(Dataset entries)
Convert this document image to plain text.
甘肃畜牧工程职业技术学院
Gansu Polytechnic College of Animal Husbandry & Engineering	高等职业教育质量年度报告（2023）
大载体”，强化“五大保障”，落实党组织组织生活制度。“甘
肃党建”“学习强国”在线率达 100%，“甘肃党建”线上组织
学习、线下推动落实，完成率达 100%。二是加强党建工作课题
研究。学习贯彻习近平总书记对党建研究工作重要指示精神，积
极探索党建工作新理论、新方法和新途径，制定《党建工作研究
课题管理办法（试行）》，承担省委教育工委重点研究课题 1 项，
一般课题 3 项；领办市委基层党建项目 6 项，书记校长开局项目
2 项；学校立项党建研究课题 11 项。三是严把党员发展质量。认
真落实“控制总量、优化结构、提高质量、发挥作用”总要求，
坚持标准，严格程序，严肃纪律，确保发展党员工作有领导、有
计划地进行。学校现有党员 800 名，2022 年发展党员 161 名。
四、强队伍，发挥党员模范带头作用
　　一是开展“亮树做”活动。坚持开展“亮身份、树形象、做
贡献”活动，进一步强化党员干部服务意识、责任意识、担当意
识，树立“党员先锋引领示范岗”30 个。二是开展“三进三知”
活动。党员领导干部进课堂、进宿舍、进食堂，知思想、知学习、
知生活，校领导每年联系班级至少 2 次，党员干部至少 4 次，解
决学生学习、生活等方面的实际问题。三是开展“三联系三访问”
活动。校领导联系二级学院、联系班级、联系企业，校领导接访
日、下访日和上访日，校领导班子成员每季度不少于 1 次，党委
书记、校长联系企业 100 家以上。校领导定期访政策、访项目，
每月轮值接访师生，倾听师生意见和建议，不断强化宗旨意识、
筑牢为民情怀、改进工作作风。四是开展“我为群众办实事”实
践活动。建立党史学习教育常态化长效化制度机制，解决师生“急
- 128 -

• **Short problem**: Reproduce the material in full, with no word added or dropped.

• **Response**:
Convert this document image to plain text.
甘肃畜牧工程职业技术学院
Gansu Polytechnic College of Animal Husbandry & Engineering	高等职业教育质量年度报告（2023）
大载体”，强化“五大保障”，落实党组织组织生活制度。“甘
肃党建”“学习强国”在线率达 100%，“甘肃党建”线上组织
学习、线下推动落实，完成率达 100%。二是加强党建工作课题
研究。学习贯彻习近平总书记对党建研究工作重要指示精神，积
极探索党建工作新理论、新方法和新途径，制定《党建工作研究
课题管理办法（试行）》，承担省委教育工委重点研究课题 1 项，
一般课题 3 项；领办市委基层党建项目 6 项，书记校长开局项目
2 项；学校立项党建研究课题 11 项。三是严把党员发展质量。认
真落实“控制总量、优化结构、提高质量、发挥作用”总要求，
坚持标准，严格程序，严肃纪律，确保发展党员工作有领导、有
计划地进行。学校现有党员 800 名，2022 年发展党员 161 名。
四、强队伍，发挥党员模范带头作用
　　一是开展“亮树做”活动。坚持开展“亮身份、树形象、做
贡献”活动，进一步强化党员干部服务意识、责任意识、担当意
识，树立“党员先锋引领示范岗”30 个。二是开展“三进三知”
活动。党员领导干部进课堂、进宿舍、进食堂，知思想、知学习、
知生活，校领导每年联系班级至少 2 次，党员干部至少 4 次，解
决学生学习、生活等方面的实际问题。三是开展“三联系三访问”
活动。校领导联系二级学院、联系班级、联系企业，校领导接访
日、下访日和上访日，校领导班子成员每季度不少于 1 次，党委
书记、校长联系企业 100 家以上。校领导定期访政策、访项目，
每月轮值接访师生，倾听师生意见和建议，不断强化宗旨意识、
筑牢为民情怀、改进工作作风。四是开展“我为群众办实事”实
践活动。建立党史学习教育常态化长效化制度机制，解决师生“急
- 128 -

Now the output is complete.